Document text Block Start
So how exactly do you ace the chemistry labs when you’re a bit unsure of what’s expected of you? If you’re anything like me, you’ll go into your first lab session for the week thinking “Am I going to mess up again?” or “I hope I don’t break anything this time!” Everyone has their moments of glory and of complete desperation in the labs. So here are a few things you can do (or not do) to help make the transition from lectures to labs a bit easier.
1. Read the Experimental Procedure Before the Lab
And no, the 5 minutes you spent skimming through it right before the lab definitely don’t count. This is really important. 50% of the anxiety you have is due to not knowing what you’re doing, or not knowing what to expect – so do yourself a favour. In your first year at uni you’ll see lots of stuff for the first time. This is why it’s a no brainer that you get yourself as familiar as possible with what you’re expected to know and do in the lab.
2. Don’t Carry Out Your Experimental Procedure Like a Recipe
You’re a chemist – so when you’re in a chemistry lab you’re not making your favourite meal, but performing an experiment. So try and think about what you’re doing (and why!) rather than just following steps 1, 2 and 3 from your manual.
This is extremely important. It helps your understanding of chemical concepts and pays off when it comes to writing your lab report. Nothing else helps you remember a reaction more, than doing it yourself. And if you’re not sure what’s going on, you can ask the demonstrators. They’re really helpful and happy to explain any concepts you’re struggling with.
3. Pay Attention to Risk Assessment Forms and Lab Safety Instructions
These are given for a reason. It’s always good to review them before doing an experiment. It definitely makes you feel more comfortable around the bench. Even if you think there are no potential hazards, read it again. Don’t disregard safety in the lab.
4. Yes, It’s a Chemistry Lab but DON’T Panic!
Whatever has happened really isn’t the end of the world. So you broke some glassware? First semester of second year I broke 50% of the glassware in my locker… in one session. You got absolutely no product? Big deal! Just do it again. You don’t have enough time to finish your experiment? Then just do what you can.
5. Write up Lab Reports Regularly
A lab report is worth nothing if you just scribble it down an hour before your deadline. Try and put some thought into it. I know some lab reports can seem rather long, but if you put in the effort it’s going to pay off. You might even consider looking at it this way – your marks are directly proportional to your understanding. This will help you identify any areas of weakness and allow you to work on it.
Making up results in lab reports is not the key to a good mark. If you write down what you did and what you got as a result with UNDERSTANDING you will have a good mark. And in first year, labs are not tests on a weekly basis, but a chance to perfect your practical and writing skills.
And finally, DO HAVE FUN! You’ll soon realise that labs are where Chemistry is happening and you are sitting in the very front row. It’s an exciting, intriguing and creative field to be in, so … Keep calm and love Chemistry!
Document text Block End
* [What the task requires]
Answer these questions using the chemistry lab tips:
1. What share of lab anxiety does the text attribute to not knowing what you're doing or what to expect?
2. Whom does the text suggest asking when you're not sure what's going on?
3. What does the text say first-year labs are a chance to perfect?
You won't need the records for this.
Record excerpts Block Start
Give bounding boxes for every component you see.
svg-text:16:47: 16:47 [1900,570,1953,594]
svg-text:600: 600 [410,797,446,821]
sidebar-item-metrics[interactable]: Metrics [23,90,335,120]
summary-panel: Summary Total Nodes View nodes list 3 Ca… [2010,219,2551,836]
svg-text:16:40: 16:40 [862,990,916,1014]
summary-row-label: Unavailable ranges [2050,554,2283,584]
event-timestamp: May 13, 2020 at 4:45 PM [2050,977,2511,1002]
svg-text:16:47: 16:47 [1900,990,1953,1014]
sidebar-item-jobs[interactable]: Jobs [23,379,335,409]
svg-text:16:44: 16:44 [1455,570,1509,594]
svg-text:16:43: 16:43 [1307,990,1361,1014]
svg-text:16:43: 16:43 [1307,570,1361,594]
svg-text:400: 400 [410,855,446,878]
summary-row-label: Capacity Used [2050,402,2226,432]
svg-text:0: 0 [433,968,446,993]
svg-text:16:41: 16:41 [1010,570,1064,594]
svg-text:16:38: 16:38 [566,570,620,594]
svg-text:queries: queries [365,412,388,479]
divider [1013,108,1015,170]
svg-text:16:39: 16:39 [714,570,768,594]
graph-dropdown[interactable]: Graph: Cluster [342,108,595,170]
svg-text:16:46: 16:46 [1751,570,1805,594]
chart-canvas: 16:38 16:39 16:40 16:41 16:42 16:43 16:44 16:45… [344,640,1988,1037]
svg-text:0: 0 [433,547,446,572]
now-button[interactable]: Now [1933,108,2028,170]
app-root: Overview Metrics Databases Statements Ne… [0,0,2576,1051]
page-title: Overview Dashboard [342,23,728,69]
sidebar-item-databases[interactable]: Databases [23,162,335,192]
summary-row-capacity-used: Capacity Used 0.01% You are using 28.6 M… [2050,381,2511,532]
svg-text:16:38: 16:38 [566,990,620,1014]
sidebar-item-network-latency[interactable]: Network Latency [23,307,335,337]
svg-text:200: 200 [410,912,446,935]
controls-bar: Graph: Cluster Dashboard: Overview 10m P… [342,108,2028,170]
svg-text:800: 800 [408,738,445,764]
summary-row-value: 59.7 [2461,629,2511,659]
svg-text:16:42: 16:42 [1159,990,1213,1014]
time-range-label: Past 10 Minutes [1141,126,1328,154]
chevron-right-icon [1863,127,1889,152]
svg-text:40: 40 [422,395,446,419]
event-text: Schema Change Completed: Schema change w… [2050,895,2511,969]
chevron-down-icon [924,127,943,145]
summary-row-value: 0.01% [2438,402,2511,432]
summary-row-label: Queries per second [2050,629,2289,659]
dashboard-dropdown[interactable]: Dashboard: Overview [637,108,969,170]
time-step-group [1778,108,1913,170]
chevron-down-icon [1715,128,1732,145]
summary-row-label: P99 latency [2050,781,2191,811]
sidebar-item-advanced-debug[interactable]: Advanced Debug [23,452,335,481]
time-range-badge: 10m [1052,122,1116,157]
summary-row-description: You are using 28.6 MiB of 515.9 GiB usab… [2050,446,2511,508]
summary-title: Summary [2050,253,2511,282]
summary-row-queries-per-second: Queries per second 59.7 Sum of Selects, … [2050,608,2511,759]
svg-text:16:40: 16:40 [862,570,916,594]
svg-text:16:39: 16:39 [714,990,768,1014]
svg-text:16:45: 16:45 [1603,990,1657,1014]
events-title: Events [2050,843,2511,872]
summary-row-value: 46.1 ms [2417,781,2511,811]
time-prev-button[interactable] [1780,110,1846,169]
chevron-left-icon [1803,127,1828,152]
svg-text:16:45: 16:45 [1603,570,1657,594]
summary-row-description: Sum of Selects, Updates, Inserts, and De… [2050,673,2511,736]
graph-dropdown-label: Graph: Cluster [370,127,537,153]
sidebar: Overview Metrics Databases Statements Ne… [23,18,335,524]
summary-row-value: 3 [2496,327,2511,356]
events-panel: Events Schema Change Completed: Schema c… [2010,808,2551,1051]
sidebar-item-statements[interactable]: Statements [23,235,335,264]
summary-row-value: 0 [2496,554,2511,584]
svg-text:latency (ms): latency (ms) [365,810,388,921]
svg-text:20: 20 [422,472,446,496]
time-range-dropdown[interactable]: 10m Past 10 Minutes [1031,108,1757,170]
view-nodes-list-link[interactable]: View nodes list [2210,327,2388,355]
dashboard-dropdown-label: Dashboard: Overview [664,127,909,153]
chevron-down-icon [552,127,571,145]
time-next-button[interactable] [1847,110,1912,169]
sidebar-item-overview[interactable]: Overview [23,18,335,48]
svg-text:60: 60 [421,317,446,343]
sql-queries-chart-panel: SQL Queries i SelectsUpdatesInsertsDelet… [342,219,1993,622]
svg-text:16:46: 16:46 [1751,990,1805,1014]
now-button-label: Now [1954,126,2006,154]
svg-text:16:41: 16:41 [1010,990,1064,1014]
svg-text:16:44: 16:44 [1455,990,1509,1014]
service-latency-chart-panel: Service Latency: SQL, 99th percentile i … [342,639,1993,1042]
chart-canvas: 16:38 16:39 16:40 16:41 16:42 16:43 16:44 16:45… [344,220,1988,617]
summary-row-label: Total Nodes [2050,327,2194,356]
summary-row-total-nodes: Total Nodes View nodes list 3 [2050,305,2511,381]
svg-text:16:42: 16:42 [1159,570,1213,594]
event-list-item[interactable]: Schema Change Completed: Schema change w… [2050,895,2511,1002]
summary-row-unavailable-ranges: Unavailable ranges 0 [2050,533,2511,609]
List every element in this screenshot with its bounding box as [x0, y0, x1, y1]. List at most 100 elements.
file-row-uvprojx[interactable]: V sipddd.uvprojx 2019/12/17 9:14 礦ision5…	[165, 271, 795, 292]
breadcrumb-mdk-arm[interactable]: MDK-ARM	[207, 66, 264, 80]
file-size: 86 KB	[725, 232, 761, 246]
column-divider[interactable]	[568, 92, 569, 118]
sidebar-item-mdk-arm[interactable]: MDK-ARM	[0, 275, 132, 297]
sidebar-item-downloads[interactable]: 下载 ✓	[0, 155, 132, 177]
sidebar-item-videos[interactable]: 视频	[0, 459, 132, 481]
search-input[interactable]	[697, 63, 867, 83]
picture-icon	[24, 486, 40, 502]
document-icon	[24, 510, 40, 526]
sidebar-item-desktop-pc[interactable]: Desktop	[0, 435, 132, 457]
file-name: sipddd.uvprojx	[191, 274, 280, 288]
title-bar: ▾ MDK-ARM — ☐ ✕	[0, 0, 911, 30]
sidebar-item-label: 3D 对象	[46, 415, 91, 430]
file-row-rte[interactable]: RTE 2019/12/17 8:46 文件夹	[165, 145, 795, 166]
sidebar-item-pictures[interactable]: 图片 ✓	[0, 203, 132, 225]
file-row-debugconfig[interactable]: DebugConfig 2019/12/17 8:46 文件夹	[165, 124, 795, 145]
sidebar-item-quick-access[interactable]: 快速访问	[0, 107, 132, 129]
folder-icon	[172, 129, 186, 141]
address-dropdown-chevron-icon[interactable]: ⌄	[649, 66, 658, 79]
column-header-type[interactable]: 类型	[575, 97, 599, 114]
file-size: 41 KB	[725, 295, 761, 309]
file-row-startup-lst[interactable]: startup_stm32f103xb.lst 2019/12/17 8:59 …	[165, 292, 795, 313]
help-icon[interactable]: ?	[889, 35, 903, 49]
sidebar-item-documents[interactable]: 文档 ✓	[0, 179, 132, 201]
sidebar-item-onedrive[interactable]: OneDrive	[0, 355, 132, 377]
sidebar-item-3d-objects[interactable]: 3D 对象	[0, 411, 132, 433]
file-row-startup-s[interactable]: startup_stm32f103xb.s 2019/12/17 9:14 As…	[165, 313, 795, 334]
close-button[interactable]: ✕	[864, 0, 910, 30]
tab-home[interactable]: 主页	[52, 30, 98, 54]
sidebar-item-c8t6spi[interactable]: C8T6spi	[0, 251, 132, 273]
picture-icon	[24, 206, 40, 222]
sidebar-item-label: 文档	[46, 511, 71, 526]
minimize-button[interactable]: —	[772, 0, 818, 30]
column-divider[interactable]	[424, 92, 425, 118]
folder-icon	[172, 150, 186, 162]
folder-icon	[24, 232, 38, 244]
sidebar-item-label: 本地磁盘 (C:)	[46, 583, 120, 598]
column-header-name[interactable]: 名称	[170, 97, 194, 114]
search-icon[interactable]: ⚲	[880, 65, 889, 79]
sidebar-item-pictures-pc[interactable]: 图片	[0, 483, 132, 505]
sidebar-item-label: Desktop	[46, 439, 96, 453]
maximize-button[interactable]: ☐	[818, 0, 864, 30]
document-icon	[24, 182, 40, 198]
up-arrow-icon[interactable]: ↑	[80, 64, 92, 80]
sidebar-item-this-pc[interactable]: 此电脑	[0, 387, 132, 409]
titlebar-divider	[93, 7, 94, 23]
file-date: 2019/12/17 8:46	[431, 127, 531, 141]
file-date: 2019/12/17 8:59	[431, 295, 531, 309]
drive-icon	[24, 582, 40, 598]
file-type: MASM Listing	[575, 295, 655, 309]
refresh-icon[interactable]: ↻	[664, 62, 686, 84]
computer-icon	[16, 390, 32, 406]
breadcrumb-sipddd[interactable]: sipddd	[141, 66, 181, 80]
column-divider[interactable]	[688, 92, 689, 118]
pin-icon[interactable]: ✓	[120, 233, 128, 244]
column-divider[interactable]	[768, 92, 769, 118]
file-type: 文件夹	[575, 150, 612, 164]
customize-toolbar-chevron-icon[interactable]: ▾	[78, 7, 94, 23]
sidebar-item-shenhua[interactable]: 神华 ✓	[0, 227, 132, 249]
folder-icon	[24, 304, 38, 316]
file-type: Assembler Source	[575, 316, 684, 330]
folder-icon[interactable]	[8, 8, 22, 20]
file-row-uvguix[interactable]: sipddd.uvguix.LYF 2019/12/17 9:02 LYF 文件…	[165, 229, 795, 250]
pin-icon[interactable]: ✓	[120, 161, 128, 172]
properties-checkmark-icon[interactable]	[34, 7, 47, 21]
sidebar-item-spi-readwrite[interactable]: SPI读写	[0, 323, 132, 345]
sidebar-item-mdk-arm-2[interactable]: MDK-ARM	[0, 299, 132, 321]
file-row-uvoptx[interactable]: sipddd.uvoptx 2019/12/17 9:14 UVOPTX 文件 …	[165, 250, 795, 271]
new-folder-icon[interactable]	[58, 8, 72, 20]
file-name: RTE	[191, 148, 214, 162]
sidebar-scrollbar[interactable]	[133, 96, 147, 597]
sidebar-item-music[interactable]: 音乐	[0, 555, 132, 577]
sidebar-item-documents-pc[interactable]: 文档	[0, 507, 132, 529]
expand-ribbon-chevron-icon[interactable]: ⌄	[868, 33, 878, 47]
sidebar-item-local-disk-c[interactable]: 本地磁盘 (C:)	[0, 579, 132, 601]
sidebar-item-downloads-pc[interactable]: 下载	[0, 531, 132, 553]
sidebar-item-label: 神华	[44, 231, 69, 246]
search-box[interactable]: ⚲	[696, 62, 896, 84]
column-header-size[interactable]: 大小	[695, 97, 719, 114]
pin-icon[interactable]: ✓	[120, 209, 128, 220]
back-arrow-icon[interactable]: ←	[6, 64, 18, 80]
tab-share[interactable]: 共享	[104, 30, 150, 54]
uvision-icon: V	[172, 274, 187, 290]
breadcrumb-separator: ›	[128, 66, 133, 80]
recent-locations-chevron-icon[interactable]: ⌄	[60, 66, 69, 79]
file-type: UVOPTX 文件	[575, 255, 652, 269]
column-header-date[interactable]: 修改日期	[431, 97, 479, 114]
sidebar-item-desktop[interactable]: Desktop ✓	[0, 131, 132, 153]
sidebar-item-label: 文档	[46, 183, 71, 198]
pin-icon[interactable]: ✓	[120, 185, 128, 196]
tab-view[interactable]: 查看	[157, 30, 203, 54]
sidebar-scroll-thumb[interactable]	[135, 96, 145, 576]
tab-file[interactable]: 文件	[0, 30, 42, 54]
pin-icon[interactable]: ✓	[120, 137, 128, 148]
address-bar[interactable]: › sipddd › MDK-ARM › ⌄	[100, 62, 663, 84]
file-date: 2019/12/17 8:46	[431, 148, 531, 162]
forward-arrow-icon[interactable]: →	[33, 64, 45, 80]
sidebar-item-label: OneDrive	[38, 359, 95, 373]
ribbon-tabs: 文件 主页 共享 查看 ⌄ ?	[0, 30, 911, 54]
Record excerpts Block End
* [Problem solution]
1. 50%
2. The demonstrators
3. Practical and writing skills